[Data entries]

-*-

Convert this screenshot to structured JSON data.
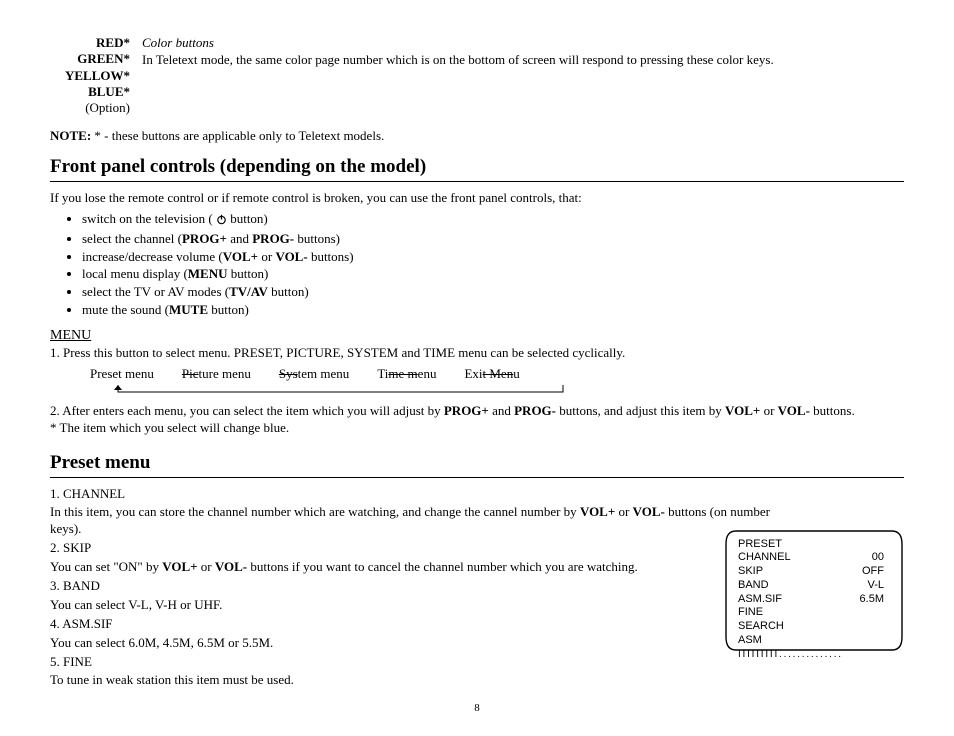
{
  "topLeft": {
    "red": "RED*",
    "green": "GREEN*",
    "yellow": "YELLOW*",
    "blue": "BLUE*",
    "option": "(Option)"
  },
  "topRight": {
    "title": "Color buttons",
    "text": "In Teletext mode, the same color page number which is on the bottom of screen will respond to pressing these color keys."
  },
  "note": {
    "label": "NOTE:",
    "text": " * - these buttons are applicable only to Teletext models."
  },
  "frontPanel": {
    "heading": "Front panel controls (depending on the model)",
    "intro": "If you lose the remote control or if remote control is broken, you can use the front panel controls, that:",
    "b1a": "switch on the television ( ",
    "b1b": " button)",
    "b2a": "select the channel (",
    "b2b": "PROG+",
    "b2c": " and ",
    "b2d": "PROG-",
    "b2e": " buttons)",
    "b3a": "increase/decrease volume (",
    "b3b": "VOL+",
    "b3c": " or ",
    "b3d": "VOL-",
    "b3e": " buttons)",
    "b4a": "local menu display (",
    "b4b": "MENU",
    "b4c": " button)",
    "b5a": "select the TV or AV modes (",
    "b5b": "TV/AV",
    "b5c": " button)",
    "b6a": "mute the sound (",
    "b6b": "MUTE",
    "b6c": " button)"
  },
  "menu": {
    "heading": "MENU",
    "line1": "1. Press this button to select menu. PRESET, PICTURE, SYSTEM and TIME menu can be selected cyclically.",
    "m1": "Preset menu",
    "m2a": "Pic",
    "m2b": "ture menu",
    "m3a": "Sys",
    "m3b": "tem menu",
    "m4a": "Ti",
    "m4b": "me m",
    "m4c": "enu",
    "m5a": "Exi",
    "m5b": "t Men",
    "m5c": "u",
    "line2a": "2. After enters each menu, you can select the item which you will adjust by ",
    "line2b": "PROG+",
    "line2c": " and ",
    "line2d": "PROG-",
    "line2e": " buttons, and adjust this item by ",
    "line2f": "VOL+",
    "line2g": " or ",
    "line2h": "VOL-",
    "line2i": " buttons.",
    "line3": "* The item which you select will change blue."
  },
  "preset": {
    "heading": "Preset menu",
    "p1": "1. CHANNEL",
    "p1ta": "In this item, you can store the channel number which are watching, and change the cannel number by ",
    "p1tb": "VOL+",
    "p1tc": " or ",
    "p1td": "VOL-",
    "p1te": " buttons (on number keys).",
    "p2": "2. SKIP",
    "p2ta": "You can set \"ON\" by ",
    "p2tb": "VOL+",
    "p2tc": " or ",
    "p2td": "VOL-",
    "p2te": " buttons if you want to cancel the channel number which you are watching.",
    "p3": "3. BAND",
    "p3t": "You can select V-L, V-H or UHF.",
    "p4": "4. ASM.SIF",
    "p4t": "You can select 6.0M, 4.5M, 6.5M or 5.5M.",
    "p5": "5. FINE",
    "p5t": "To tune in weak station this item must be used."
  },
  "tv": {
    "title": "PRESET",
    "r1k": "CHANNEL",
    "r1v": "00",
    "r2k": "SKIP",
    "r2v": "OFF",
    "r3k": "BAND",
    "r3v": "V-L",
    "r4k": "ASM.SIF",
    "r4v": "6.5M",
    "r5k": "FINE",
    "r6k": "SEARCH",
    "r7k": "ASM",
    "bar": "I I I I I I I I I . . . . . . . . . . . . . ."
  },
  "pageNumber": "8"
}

-*-

- THE REQUEST:
Reproduce every record word for word. The copy must contain no pictures.

- FINISHED TASK:
Convert this screenshot to structured JSON data.
{
  "topLeft": {
    "red": "RED*",
    "green": "GREEN*",
    "yellow": "YELLOW*",
    "blue": "BLUE*",
    "option": "(Option)"
  },
  "topRight": {
    "title": "Color buttons",
    "text": "In Teletext mode, the same color page number which is on the bottom of screen will respond to pressing these color keys."
  },
  "note": {
    "label": "NOTE:",
    "text": " * - these buttons are applicable only to Teletext models."
  },
  "frontPanel": {
    "heading": "Front panel controls (depending on the model)",
    "intro": "If you lose the remote control or if remote control is broken, you can use the front panel controls, that:",
    "b1a": "switch on the television ( ",
    "b1b": " button)",
    "b2a": "select the channel (",
    "b2b": "PROG+",
    "b2c": " and ",
    "b2d": "PROG-",
    "b2e": " buttons)",
    "b3a": "increase/decrease volume (",
    "b3b": "VOL+",
    "b3c": " or ",
    "b3d": "VOL-",
    "b3e": " buttons)",
    "b4a": "local menu display (",
    "b4b": "MENU",
    "b4c": " button)",
    "b5a": "select the TV or AV modes (",
    "b5b": "TV/AV",
    "b5c": " button)",
    "b6a": "mute the sound (",
    "b6b": "MUTE",
    "b6c": " button)"
  },
  "menu": {
    "heading": "MENU",
    "line1": "1. Press this button to select menu. PRESET, PICTURE, SYSTEM and TIME menu can be selected cyclically.",
    "m1": "Preset menu",
    "m2a": "Pic",
    "m2b": "ture menu",
    "m3a": "Sys",
    "m3b": "tem menu",
    "m4a": "Ti",
    "m4b": "me m",
    "m4c": "enu",
    "m5a": "Exi",
    "m5b": "t Men",
    "m5c": "u",
    "line2a": "2. After enters each menu, you can select the item which you will adjust by ",
    "line2b": "PROG+",
    "line2c": " and ",
    "line2d": "PROG-",
    "line2e": " buttons, and adjust this item by ",
    "line2f": "VOL+",
    "line2g": " or ",
    "line2h": "VOL-",
    "line2i": " buttons.",
    "line3": "* The item which you select will change blue."
  },
  "preset": {
    "heading": "Preset menu",
    "p1": "1. CHANNEL",
    "p1ta": "In this item, you can store the channel number which are watching, and change the cannel number by ",
    "p1tb": "VOL+",
    "p1tc": " or ",
    "p1td": "VOL-",
    "p1te": " buttons (on number keys).",
    "p2": "2. SKIP",
    "p2ta": "You can set \"ON\" by ",
    "p2tb": "VOL+",
    "p2tc": " or ",
    "p2td": "VOL-",
    "p2te": " buttons if you want to cancel the channel number which you are watching.",
    "p3": "3. BAND",
    "p3t": "You can select V-L, V-H or UHF.",
    "p4": "4. ASM.SIF",
    "p4t": "You can select 6.0M, 4.5M, 6.5M or 5.5M.",
    "p5": "5. FINE",
    "p5t": "To tune in weak station this item must be used."
  },
  "tv": {
    "title": "PRESET",
    "r1k": "CHANNEL",
    "r1v": "00",
    "r2k": "SKIP",
    "r2v": "OFF",
    "r3k": "BAND",
    "r3v": "V-L",
    "r4k": "ASM.SIF",
    "r4v": "6.5M",
    "r5k": "FINE",
    "r6k": "SEARCH",
    "r7k": "ASM",
    "bar": "I I I I I I I I I . . . . . . . . . . . . . ."
  },
  "pageNumber": "8"
}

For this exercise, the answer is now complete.